**WRITTEN REQUEST**
Transcribe the records exactly. Pictures do not belong in the transcription.

**DATASET**
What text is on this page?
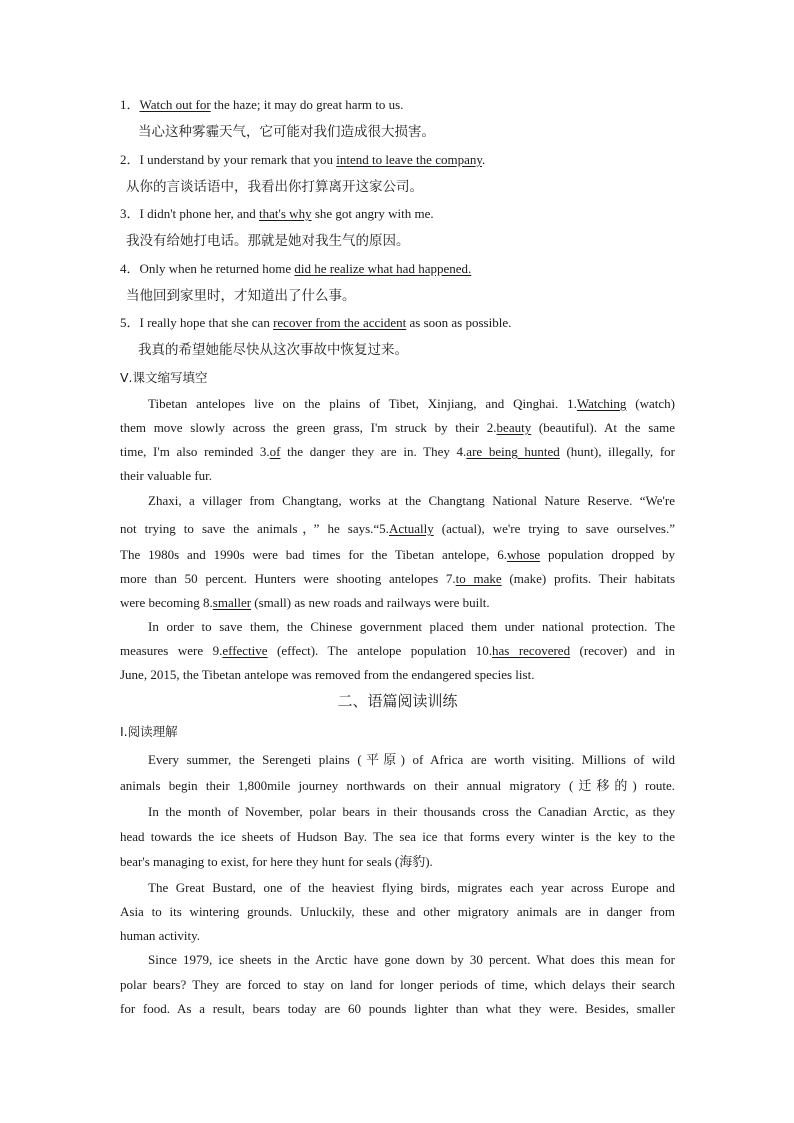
1．Watch out for the haze; it may do great harm to us.
当心这种雾霾天气，它可能对我们造成很大损害。
2．I understand by your remark that you intend to leave the company.
从你的言谈话语中，我看出你打算离开这家公司。
3．I didn't phone her, and that's why she got angry with me.
我没有给她打电话。那就是她对我生气的原因。
4．Only when he returned home did he realize what had happened.
当他回到家里时，才知道出了什么事。
5．I really hope that she can recover from the accident as soon as possible.
我真的希望她能尽快从这次事故中恢复过来。
Ⅴ.课文缩写填空
Tibetan antelopes live on the plains of Tibet, Xinjiang, and Qinghai. 1.Watching (watch)
them move slowly across the green grass, I'm struck by their 2.beauty (beautiful). At the same
time, I'm also reminded 3.of the danger they are in. They 4.are being hunted (hunt), illegally, for
their valuable fur.
Zhaxi, a villager from Changtang, works at the Changtang National Nature Reserve. “We're
not trying to save the animals，” he says.“5.Actually (actual), we're trying to save ourselves.”
The 1980s and 1990s were bad times for the Tibetan antelope, 6.whose population dropped by
more than 50 percent. Hunters were shooting antelopes 7.to make (make) profits. Their habitats
were becoming 8.smaller (small) as new roads and railways were built.
In order to save them, the Chinese government placed them under national protection. The
measures were 9.effective (effect). The antelope population 10.has recovered (recover) and in
June, 2015, the Tibetan antelope was removed from the endangered species list.
二、语篇阅读训练
Ⅰ.阅读理解
Every summer, the Serengeti plains (平原) of Africa are worth visiting. Millions of wild
animals begin their 1,800mile journey northwards on their annual migratory (迁移的) route.
In the month of November, polar bears in their thousands cross the Canadian Arctic, as they
head towards the ice sheets of Hudson Bay. The sea ice that forms every winter is the key to the
bear's managing to exist, for here they hunt for seals (海豹).
The Great Bustard, one of the heaviest flying birds, migrates each year across Europe and
Asia to its wintering grounds. Unluckily, these and other migratory animals are in danger from
human activity.
Since 1979, ice sheets in the Arctic have gone down by 30 percent. What does this mean for
polar bears? They are forced to stay on land for longer periods of time, which delays their search
for food. As a result, bears today are 60 pounds lighter than what they were. Besides, smaller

**THE RESULT**
What text is on this page?
1．Watch out for the haze; it may do great harm to us.
当心这种雾霾天气，它可能对我们造成很大损害。
2．I understand by your remark that you intend to leave the company.
从你的言谈话语中，我看出你打算离开这家公司。
3．I didn't phone her, and that's why she got angry with me.
我没有给她打电话。那就是她对我生气的原因。
4．Only when he returned home did he realize what had happened.
当他回到家里时，才知道出了什么事。
5．I really hope that she can recover from the accident as soon as possible.
我真的希望她能尽快从这次事故中恢复过来。
Ⅴ.课文缩写填空
Tibetan antelopes live on the plains of Tibet, Xinjiang, and Qinghai. 1.Watching (watch)
them move slowly across the green grass, I'm struck by their 2.beauty (beautiful). At the same
time, I'm also reminded 3.of the danger they are in. They 4.are being hunted (hunt), illegally, for
their valuable fur.
Zhaxi, a villager from Changtang, works at the Changtang National Nature Reserve. “We're
not trying to save the animals，” he says.“5.Actually (actual), we're trying to save ourselves.”
The 1980s and 1990s were bad times for the Tibetan antelope, 6.whose population dropped by
more than 50 percent. Hunters were shooting antelopes 7.to make (make) profits. Their habitats
were becoming 8.smaller (small) as new roads and railways were built.
In order to save them, the Chinese government placed them under national protection. The
measures were 9.effective (effect). The antelope population 10.has recovered (recover) and in
June, 2015, the Tibetan antelope was removed from the endangered species list.
二、语篇阅读训练
Ⅰ.阅读理解
Every summer, the Serengeti plains (平原) of Africa are worth visiting. Millions of wild
animals begin their 1,800mile journey northwards on their annual migratory (迁移的) route.
In the month of November, polar bears in their thousands cross the Canadian Arctic, as they
head towards the ice sheets of Hudson Bay. The sea ice that forms every winter is the key to the
bear's managing to exist, for here they hunt for seals (海豹).
The Great Bustard, one of the heaviest flying birds, migrates each year across Europe and
Asia to its wintering grounds. Unluckily, these and other migratory animals are in danger from
human activity.
Since 1979, ice sheets in the Arctic have gone down by 30 percent. What does this mean for
polar bears? They are forced to stay on land for longer periods of time, which delays their search
for food. As a result, bears today are 60 pounds lighter than what they were. Besides, smaller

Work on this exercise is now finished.